§ **WRITTEN PROBLEM**
Your answer should be one number: the count of lines in these entries that hold the word "title".
———
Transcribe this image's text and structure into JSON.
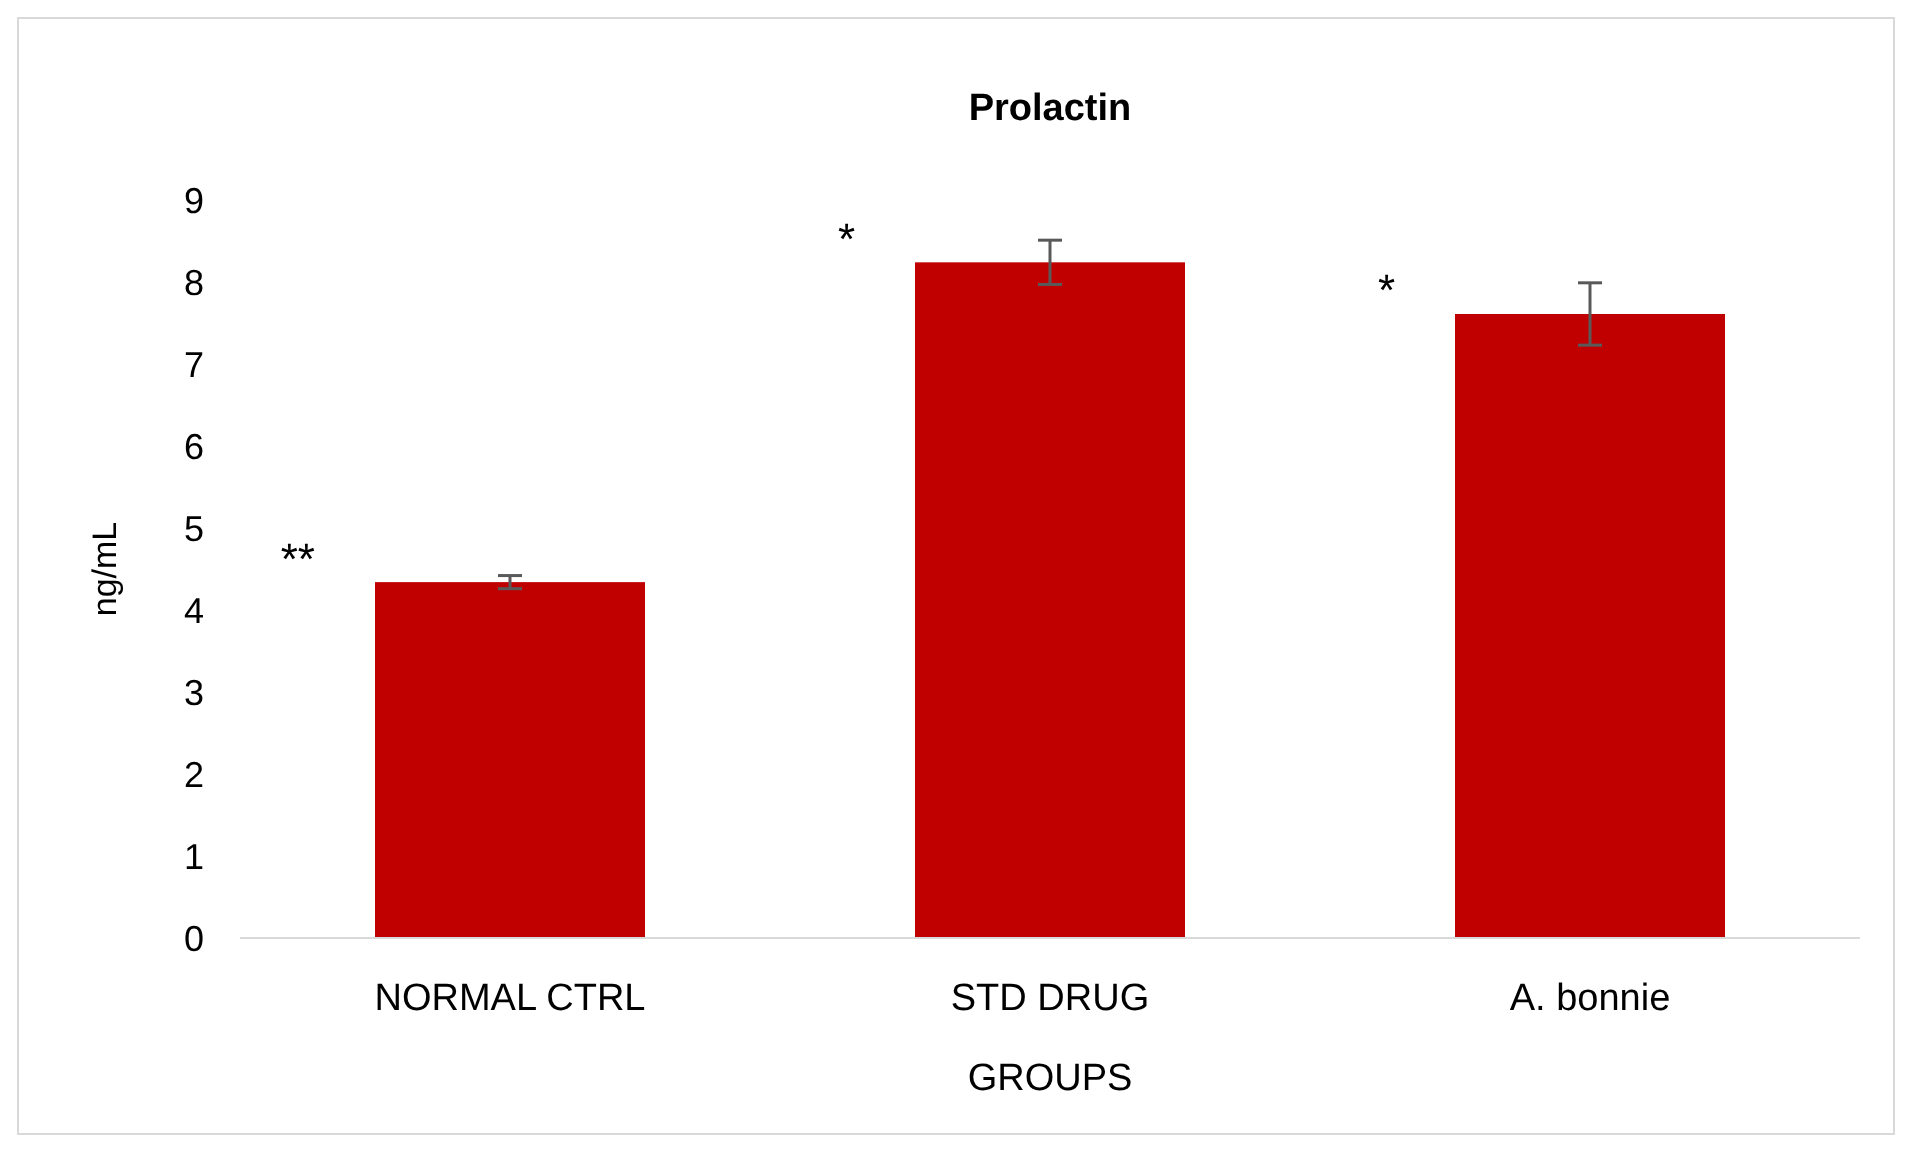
{
  "chart_data": {
    "type": "bar",
    "title": "Prolactin",
    "xlabel": "GROUPS",
    "ylabel": "ng/mL",
    "categories": [
      "NORMAL CTRL",
      "STD DRUG",
      "A. bonnie"
    ],
    "values": [
      4.34,
      8.24,
      7.61
    ],
    "errors": [
      0.08,
      0.27,
      0.38
    ],
    "color": "#c00000",
    "ylim": [
      0,
      9
    ],
    "yticks": [
      0,
      1,
      2,
      3,
      4,
      5,
      6,
      7,
      8,
      9
    ],
    "grid": false,
    "annotations": [
      "**",
      "*",
      "*"
    ]
  }
}
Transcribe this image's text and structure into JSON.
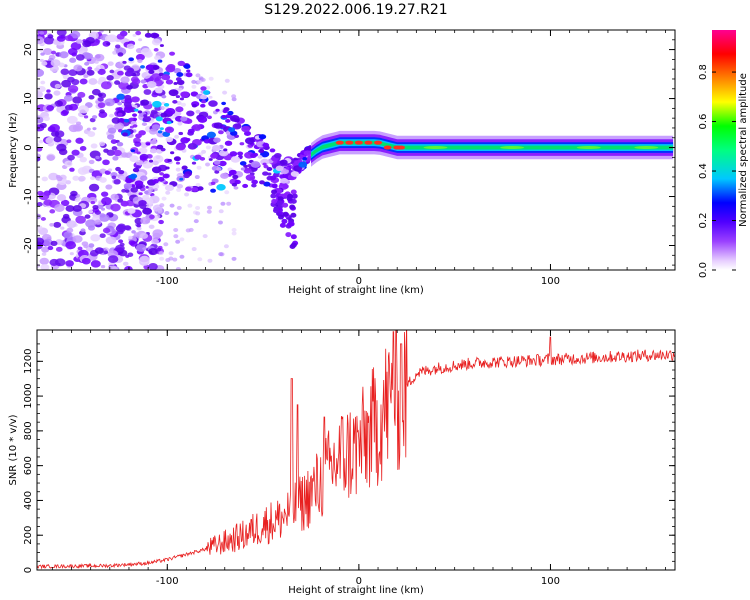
{
  "title": "S129.2022.006.19.27.R21",
  "chart_data": [
    {
      "type": "heatmap",
      "xlabel": "Height of straight line (km)",
      "ylabel": "Frequency (Hz)",
      "xlim": [
        -168,
        165
      ],
      "ylim": [
        -25,
        24
      ],
      "xticks": [
        -100,
        0,
        100
      ],
      "yticks": [
        -20,
        -10,
        0,
        10,
        20
      ],
      "colorbar": {
        "label": "Normalized spectral amplitude",
        "range": [
          0,
          0.97
        ],
        "ticks": [
          0.0,
          0.2,
          0.4,
          0.6,
          0.8
        ],
        "colormap": [
          "#ffffff",
          "#c080ff",
          "#8000ff",
          "#0000ff",
          "#00d0ff",
          "#00ff40",
          "#ffff00",
          "#ff8000",
          "#ff0000",
          "#ff0080"
        ]
      },
      "ridge": {
        "description_points": [
          [
            -110,
            8
          ],
          [
            -100,
            5
          ],
          [
            -90,
            3
          ],
          [
            -80,
            1
          ],
          [
            -70,
            -1
          ],
          [
            -60,
            -2
          ],
          [
            -50,
            -3
          ],
          [
            -40,
            -6
          ],
          [
            -30,
            -3
          ],
          [
            -20,
            0
          ],
          [
            -10,
            1
          ],
          [
            0,
            1
          ],
          [
            10,
            1
          ],
          [
            20,
            0
          ],
          [
            40,
            0
          ],
          [
            100,
            0
          ],
          [
            165,
            0
          ]
        ]
      }
    },
    {
      "type": "line",
      "xlabel": "Height of straight line (km)",
      "ylabel": "SNR (10 * v/v)",
      "xlim": [
        -168,
        165
      ],
      "ylim": [
        0,
        1380
      ],
      "xticks": [
        -100,
        0,
        100
      ],
      "yticks": [
        0,
        200,
        400,
        600,
        800,
        1000,
        1200
      ],
      "color": "#e82020",
      "envelope": {
        "x": [
          -168,
          -130,
          -110,
          -100,
          -90,
          -80,
          -70,
          -60,
          -50,
          -40,
          -35,
          -30,
          -20,
          -10,
          0,
          10,
          15,
          20,
          25,
          30,
          40,
          60,
          80,
          100,
          120,
          140,
          165
        ],
        "y": [
          20,
          25,
          40,
          60,
          90,
          120,
          160,
          200,
          260,
          300,
          350,
          380,
          500,
          650,
          700,
          850,
          950,
          980,
          1060,
          1130,
          1160,
          1190,
          1200,
          1210,
          1220,
          1230,
          1240
        ]
      },
      "spikes": [
        {
          "x": -35,
          "y": 1100
        },
        {
          "x": -32,
          "y": 950
        },
        {
          "x": -18,
          "y": 880
        },
        {
          "x": 18,
          "y": 1370
        },
        {
          "x": 22,
          "y": 1300
        },
        {
          "x": 100,
          "y": 1340
        }
      ]
    }
  ]
}
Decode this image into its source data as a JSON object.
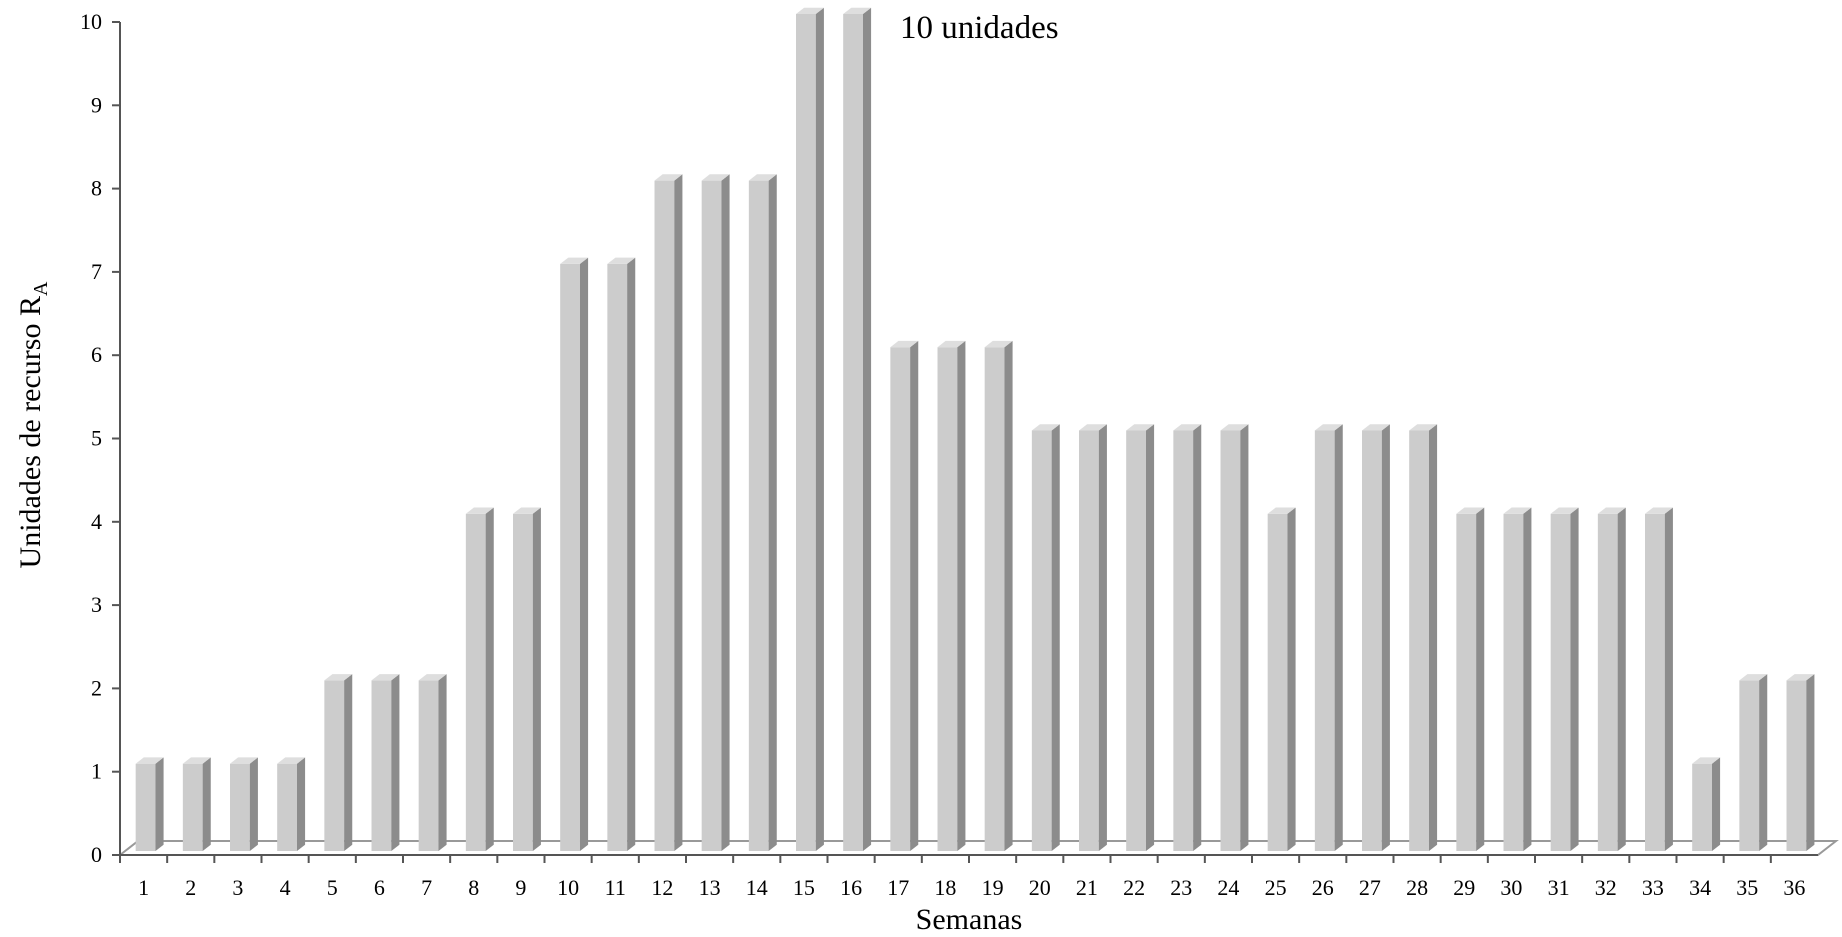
{
  "chart_data": {
    "type": "bar",
    "categories": [
      "1",
      "2",
      "3",
      "4",
      "5",
      "6",
      "7",
      "8",
      "9",
      "10",
      "11",
      "12",
      "13",
      "14",
      "15",
      "16",
      "17",
      "18",
      "19",
      "20",
      "21",
      "22",
      "23",
      "24",
      "25",
      "26",
      "27",
      "28",
      "29",
      "30",
      "31",
      "32",
      "33",
      "34",
      "35",
      "36"
    ],
    "values": [
      1,
      1,
      1,
      1,
      2,
      2,
      2,
      4,
      4,
      7,
      7,
      8,
      8,
      8,
      10,
      10,
      6,
      6,
      6,
      5,
      5,
      5,
      5,
      5,
      4,
      5,
      5,
      5,
      4,
      4,
      4,
      4,
      4,
      1,
      2,
      2
    ],
    "xlabel": "Semanas",
    "ylabel_main": "Unidades de recurso R",
    "ylabel_sub": "A",
    "ylim": [
      0,
      10
    ],
    "yticks": [
      0,
      1,
      2,
      3,
      4,
      5,
      6,
      7,
      8,
      9,
      10
    ],
    "annotation": "10 unidades",
    "grid": false,
    "colors": {
      "bar_front": "#cccccc",
      "bar_side": "#8c8c8c",
      "bar_top": "#dedede",
      "axis": "#555555",
      "floor": "#999999"
    }
  }
}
———
§ **EXPECTED ANSWER**
2